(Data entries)
--- start ---

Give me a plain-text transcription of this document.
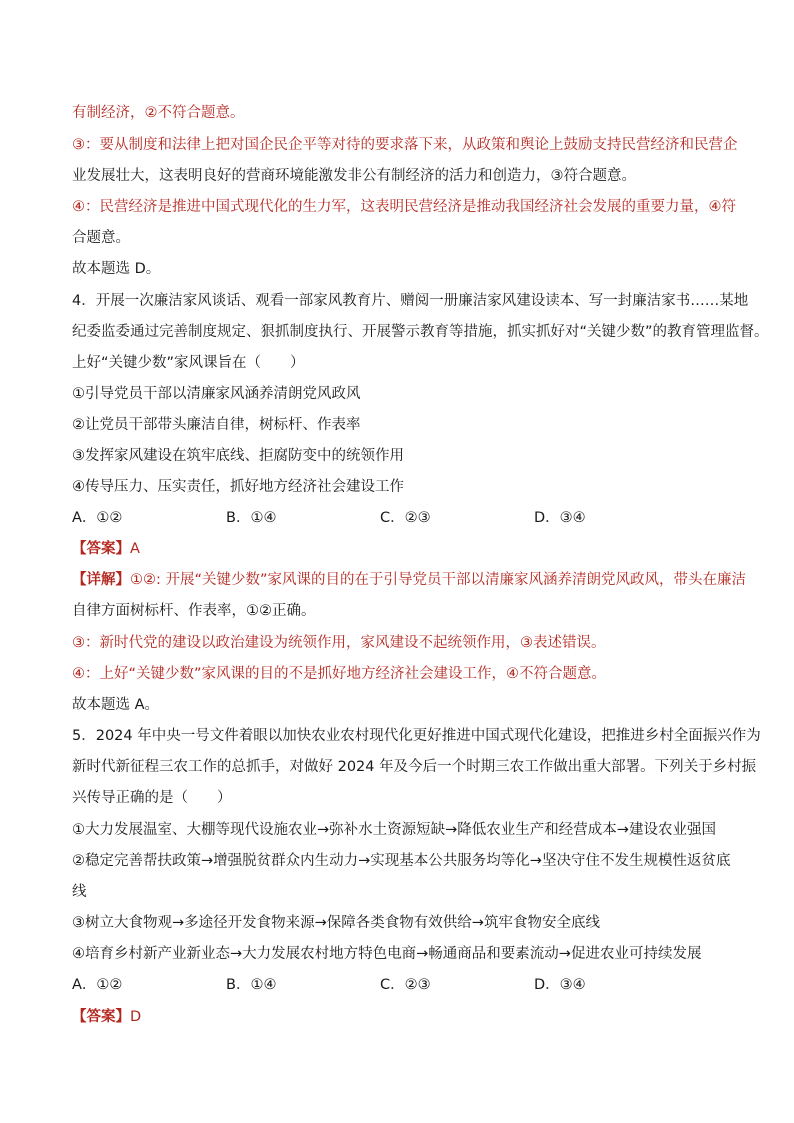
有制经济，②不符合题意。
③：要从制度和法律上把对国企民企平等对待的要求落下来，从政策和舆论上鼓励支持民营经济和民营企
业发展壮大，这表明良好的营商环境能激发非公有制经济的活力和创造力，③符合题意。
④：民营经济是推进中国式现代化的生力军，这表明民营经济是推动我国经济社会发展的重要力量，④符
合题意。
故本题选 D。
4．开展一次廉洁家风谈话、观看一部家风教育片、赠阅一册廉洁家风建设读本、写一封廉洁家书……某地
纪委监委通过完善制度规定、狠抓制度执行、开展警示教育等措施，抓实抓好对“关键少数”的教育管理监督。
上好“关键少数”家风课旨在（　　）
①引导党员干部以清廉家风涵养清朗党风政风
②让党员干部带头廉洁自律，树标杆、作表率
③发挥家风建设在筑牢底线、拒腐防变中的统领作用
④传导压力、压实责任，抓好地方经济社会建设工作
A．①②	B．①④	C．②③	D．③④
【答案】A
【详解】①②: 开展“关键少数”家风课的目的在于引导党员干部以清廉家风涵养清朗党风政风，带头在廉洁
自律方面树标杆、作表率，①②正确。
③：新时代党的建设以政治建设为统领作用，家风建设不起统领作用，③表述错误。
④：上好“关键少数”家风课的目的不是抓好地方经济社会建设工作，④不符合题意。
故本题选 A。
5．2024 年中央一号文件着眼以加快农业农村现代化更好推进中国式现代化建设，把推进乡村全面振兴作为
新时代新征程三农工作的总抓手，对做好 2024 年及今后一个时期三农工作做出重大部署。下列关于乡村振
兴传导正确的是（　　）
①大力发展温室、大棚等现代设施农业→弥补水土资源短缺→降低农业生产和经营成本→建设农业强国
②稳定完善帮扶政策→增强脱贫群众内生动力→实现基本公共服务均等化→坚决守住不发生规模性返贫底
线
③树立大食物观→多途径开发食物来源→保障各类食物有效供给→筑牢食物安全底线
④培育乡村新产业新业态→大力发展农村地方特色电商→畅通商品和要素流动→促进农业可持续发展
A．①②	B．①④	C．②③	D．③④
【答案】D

--- end ---

Exercise aim >> Show every line where the string "关键少数" appears.

Finished task >>
纪委监委通过完善制度规定、狠抓制度执行、开展警示教育等措施，抓实抓好对“关键少数”的教育管理监督。
上好“关键少数”家风课旨在（　　）
【详解】①②: 开展“关键少数”家风课的目的在于引导党员干部以清廉家风涵养清朗党风政风，带头在廉洁
④：上好“关键少数”家风课的目的不是抓好地方经济社会建设工作，④不符合题意。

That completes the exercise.